** Given entries **

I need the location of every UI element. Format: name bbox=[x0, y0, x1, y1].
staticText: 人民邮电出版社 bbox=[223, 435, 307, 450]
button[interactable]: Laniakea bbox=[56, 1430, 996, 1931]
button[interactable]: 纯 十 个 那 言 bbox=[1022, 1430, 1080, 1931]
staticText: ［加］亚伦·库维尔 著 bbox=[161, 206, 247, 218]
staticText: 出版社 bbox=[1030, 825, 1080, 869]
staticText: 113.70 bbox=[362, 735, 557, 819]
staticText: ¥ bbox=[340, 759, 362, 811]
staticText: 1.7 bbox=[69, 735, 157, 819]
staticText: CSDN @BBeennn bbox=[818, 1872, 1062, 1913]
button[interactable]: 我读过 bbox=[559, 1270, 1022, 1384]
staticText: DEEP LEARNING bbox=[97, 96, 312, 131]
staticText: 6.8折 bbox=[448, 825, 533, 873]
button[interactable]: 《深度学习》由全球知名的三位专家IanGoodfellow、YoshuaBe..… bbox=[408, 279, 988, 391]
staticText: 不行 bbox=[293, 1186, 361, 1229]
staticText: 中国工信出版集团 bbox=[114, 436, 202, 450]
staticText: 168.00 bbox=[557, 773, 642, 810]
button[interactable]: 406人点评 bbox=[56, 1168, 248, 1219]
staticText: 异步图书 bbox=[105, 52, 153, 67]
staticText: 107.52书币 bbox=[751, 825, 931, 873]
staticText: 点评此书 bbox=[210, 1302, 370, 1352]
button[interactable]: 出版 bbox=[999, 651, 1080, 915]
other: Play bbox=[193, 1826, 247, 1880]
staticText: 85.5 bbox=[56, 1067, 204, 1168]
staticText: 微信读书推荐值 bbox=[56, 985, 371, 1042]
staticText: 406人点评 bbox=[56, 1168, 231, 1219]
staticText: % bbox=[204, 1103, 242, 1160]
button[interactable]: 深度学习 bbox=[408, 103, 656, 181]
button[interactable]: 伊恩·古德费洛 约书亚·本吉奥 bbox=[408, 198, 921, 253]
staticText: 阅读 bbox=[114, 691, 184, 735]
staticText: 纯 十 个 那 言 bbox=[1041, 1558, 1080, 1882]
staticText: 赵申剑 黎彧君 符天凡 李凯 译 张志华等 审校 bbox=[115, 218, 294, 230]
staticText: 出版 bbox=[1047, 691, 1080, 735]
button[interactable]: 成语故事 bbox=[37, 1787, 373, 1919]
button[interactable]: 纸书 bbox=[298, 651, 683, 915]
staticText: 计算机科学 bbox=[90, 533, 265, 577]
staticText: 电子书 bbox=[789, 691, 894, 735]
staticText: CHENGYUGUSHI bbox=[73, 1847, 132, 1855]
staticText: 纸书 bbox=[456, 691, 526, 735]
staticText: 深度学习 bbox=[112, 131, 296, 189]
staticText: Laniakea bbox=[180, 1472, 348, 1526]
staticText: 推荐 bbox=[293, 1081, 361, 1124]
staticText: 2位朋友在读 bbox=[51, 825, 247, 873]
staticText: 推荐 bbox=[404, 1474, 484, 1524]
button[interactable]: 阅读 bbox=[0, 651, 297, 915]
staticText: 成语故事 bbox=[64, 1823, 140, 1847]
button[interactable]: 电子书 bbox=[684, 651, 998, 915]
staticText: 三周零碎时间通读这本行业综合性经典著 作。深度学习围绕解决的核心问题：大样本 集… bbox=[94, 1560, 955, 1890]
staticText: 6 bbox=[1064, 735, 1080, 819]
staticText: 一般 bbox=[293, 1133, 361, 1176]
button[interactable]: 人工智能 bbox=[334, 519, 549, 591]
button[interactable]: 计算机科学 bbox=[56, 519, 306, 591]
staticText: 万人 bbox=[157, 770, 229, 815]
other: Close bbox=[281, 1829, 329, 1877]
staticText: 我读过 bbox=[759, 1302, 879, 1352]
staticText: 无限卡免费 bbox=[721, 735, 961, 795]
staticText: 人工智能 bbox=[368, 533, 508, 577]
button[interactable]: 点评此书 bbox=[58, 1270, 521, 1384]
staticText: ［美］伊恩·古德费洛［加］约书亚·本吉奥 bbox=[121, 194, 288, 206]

** Set exercise **
Turn the lines above into a Markdown table with two columns, Row and Line, numbering each line and leaving out any blank lines.

** Result of this task **
| Row | Line |
|---|---|
| 1 | I need the location of every UI element. Format: name bbox=[x0, y0, x1, y1]. |
| 2 | staticText: 人民邮电出版社 bbox=[223, 435, 307, 450] |
| 3 | button[interactable]: Laniakea bbox=[56, 1430, 996, 1931] |
| 4 | button[interactable]: 纯 十 个 那 言 bbox=[1022, 1430, 1080, 1931] |
| 5 | staticText: ［加］亚伦·库维尔 著 bbox=[161, 206, 247, 218] |
| 6 | staticText: 出版社 bbox=[1030, 825, 1080, 869] |
| 7 | staticText: 113.70 bbox=[362, 735, 557, 819] |
| 8 | staticText: ¥ bbox=[340, 759, 362, 811] |
| 9 | staticText: 1.7 bbox=[69, 735, 157, 819] |
| 10 | staticText: CSDN @BBeennn bbox=[818, 1872, 1062, 1913] |
| 11 | button[interactable]: 我读过 bbox=[559, 1270, 1022, 1384] |
| 12 | staticText: DEEP LEARNING bbox=[97, 96, 312, 131] |
| 13 | staticText: 6.8折 bbox=[448, 825, 533, 873] |
| 14 | button[interactable]: 《深度学习》由全球知名的三位专家IanGoodfellow、YoshuaBe..… bbox=[408, 279, 988, 391] |
| 15 | staticText: 不行 bbox=[293, 1186, 361, 1229] |
| 16 | staticText: 中国工信出版集团 bbox=[114, 436, 202, 450] |
| 17 | staticText: 168.00 bbox=[557, 773, 642, 810] |
| 18 | button[interactable]: 406人点评 bbox=[56, 1168, 248, 1219] |
| 19 | staticText: 异步图书 bbox=[105, 52, 153, 67] |
| 20 | staticText: 107.52书币 bbox=[751, 825, 931, 873] |
| 21 | staticText: 点评此书 bbox=[210, 1302, 370, 1352] |
| 22 | button[interactable]: 出版 bbox=[999, 651, 1080, 915] |
| 23 | other: Play bbox=[193, 1826, 247, 1880] |
| 24 | staticText: 85.5 bbox=[56, 1067, 204, 1168] |
| 25 | staticText: 微信读书推荐值 bbox=[56, 985, 371, 1042] |
| 26 | staticText: 406人点评 bbox=[56, 1168, 231, 1219] |
| 27 | staticText: % bbox=[204, 1103, 242, 1160] |
| 28 | button[interactable]: 深度学习 bbox=[408, 103, 656, 181] |
| 29 | button[interactable]: 伊恩·古德费洛 约书亚·本吉奥 bbox=[408, 198, 921, 253] |
| 30 | staticText: 阅读 bbox=[114, 691, 184, 735] |
| 31 | staticText: 纯 十 个 那 言 bbox=[1041, 1558, 1080, 1882] |
| 32 | staticText: 赵申剑 黎彧君 符天凡 李凯 译 张志华等 审校 bbox=[115, 218, 294, 230] |
| 33 | staticText: 出版 bbox=[1047, 691, 1080, 735] |
| 34 | button[interactable]: 成语故事 bbox=[37, 1787, 373, 1919] |
| 35 | button[interactable]: 纸书 bbox=[298, 651, 683, 915] |
| 36 | staticText: 计算机科学 bbox=[90, 533, 265, 577] |
| 37 | staticText: 电子书 bbox=[789, 691, 894, 735] |
| 38 | staticText: CHENGYUGUSHI bbox=[73, 1847, 132, 1855] |
| 39 | staticText: 纸书 bbox=[456, 691, 526, 735] |
| 40 | staticText: 深度学习 bbox=[112, 131, 296, 189] |
| 41 | staticText: Laniakea bbox=[180, 1472, 348, 1526] |
| 42 | staticText: 推荐 bbox=[293, 1081, 361, 1124] |
| 43 | staticText: 2位朋友在读 bbox=[51, 825, 247, 873] |
| 44 | staticText: 推荐 bbox=[404, 1474, 484, 1524] |
| 45 | button[interactable]: 阅读 bbox=[0, 651, 297, 915] |
| 46 | staticText: 成语故事 bbox=[64, 1823, 140, 1847] |
| 47 | button[interactable]: 电子书 bbox=[684, 651, 998, 915] |
| 48 | staticText: 三周零碎时间通读这本行业综合性经典著 作。深度学习围绕解决的核心问题：大样本 集… bbox=[94, 1560, 955, 1890] |
| 49 | staticText: 6 bbox=[1064, 735, 1080, 819] |
| 50 | staticText: 一般 bbox=[293, 1133, 361, 1176] |
| 51 | button[interactable]: 人工智能 bbox=[334, 519, 549, 591] |
| 52 | button[interactable]: 计算机科学 bbox=[56, 519, 306, 591] |
| 53 | staticText: 万人 bbox=[157, 770, 229, 815] |
| 54 | other: Close bbox=[281, 1829, 329, 1877] |
| 55 | staticText: 我读过 bbox=[759, 1302, 879, 1352] |
| 56 | staticText: 无限卡免费 bbox=[721, 735, 961, 795] |
| 57 | staticText: 人工智能 bbox=[368, 533, 508, 577] |
| 58 | button[interactable]: 点评此书 bbox=[58, 1270, 521, 1384] |
| 59 | staticText: ［美］伊恩·古德费洛［加］约书亚·本吉奥 bbox=[121, 194, 288, 206] |